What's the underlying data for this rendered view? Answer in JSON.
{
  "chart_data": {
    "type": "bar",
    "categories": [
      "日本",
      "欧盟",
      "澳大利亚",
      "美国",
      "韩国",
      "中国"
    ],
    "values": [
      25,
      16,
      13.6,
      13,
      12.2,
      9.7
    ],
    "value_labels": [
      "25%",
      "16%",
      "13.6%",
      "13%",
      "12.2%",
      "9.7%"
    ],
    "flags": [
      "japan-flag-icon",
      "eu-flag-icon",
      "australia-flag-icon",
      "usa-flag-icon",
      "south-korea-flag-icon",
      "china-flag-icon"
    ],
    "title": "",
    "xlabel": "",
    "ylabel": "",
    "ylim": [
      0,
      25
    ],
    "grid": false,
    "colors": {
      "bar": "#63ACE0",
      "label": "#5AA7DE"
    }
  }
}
==
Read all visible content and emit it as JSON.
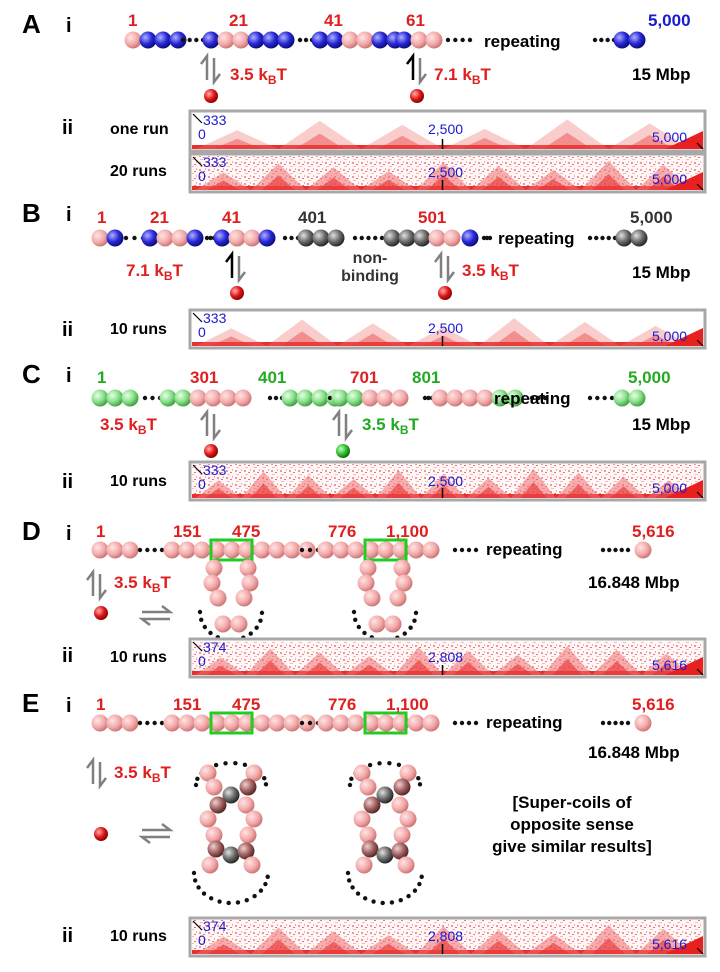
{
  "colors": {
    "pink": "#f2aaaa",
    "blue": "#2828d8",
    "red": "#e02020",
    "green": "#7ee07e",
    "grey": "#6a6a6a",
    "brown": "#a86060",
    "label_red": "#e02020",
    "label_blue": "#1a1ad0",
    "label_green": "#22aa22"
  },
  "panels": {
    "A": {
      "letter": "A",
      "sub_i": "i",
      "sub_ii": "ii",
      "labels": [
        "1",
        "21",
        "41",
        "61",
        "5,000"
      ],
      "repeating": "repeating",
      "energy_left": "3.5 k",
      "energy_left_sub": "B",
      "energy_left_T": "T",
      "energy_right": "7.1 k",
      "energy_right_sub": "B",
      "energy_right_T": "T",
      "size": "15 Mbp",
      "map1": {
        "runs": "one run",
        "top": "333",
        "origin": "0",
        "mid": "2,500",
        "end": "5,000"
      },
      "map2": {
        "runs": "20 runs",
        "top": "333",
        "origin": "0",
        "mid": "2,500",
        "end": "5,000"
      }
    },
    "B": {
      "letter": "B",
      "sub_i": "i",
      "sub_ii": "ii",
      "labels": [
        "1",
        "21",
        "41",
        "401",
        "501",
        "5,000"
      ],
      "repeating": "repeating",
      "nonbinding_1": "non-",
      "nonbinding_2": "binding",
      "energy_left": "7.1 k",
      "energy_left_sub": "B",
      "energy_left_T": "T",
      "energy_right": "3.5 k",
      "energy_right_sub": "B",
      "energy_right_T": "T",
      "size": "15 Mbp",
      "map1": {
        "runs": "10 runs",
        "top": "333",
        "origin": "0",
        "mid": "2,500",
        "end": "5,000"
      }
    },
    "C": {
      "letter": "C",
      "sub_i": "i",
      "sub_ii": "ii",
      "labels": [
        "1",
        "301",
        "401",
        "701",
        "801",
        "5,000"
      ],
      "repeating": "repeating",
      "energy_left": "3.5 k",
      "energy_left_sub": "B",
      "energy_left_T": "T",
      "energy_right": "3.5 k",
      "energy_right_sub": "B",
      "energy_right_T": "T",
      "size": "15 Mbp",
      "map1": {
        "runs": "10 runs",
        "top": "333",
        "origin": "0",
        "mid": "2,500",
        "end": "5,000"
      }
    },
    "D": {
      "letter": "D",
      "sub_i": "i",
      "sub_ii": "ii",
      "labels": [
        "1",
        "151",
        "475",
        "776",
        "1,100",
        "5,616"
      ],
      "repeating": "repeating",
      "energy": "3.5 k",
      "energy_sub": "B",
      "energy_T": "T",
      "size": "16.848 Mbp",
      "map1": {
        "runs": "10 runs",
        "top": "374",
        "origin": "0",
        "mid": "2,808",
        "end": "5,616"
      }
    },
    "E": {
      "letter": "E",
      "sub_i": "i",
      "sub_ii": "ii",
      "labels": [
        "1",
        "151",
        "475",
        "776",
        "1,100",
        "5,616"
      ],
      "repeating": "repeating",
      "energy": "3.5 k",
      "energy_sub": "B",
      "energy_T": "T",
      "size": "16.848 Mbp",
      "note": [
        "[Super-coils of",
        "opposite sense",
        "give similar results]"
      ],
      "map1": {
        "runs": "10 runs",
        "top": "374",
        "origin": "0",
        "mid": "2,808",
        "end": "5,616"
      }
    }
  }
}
---
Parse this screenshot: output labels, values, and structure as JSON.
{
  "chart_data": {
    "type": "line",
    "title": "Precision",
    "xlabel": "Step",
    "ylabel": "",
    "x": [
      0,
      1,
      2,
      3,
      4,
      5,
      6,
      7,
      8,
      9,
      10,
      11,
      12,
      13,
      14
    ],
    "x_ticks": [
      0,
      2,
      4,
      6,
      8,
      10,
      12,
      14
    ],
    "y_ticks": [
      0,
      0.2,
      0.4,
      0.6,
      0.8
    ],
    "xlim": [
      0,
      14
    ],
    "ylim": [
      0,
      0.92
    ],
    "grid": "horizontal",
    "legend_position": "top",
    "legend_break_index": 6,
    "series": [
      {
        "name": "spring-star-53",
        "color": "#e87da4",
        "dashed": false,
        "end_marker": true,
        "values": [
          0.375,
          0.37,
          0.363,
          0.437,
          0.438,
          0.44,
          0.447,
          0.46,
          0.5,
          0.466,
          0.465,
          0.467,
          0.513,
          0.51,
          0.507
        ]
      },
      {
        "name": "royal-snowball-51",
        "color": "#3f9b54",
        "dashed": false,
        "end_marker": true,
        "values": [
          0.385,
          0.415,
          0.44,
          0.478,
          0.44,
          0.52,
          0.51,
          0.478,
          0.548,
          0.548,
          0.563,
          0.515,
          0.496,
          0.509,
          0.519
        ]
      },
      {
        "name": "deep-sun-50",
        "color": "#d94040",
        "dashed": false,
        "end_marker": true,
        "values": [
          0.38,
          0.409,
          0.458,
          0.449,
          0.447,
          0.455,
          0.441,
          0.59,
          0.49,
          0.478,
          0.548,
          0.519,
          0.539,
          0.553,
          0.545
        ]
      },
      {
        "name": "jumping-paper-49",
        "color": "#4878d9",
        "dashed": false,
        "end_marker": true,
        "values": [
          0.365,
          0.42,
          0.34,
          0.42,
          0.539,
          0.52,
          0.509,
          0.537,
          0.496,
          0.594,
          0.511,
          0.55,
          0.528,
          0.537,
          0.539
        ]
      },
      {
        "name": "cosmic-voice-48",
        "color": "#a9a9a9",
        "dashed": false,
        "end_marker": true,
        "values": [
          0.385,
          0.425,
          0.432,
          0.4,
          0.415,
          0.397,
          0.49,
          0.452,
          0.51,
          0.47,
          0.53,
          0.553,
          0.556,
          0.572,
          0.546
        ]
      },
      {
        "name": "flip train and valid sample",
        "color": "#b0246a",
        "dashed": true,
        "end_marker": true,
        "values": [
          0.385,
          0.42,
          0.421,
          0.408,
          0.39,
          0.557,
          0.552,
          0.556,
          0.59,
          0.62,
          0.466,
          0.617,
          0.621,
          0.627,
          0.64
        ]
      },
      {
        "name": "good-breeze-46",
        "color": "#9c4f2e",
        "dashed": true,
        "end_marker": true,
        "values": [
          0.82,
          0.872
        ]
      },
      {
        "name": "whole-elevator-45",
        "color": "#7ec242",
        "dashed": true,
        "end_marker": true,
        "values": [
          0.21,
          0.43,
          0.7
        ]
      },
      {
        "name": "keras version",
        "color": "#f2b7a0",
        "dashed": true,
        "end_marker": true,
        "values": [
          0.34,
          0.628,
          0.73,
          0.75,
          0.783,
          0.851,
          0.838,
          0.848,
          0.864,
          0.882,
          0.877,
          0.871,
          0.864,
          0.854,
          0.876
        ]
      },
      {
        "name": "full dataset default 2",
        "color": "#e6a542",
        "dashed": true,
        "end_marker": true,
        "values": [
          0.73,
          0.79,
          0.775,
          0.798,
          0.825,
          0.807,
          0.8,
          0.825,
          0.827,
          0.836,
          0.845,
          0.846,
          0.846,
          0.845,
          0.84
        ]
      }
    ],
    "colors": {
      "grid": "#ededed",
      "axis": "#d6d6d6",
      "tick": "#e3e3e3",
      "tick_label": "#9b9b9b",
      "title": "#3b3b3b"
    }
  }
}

**What to produce:** Copy each line of the records above that carries the word "this".

**Task solution:**
What's the underlying data for this rendered view? Answer in JSON.
Parse this screenshot: output labels, values, and structure as JSON.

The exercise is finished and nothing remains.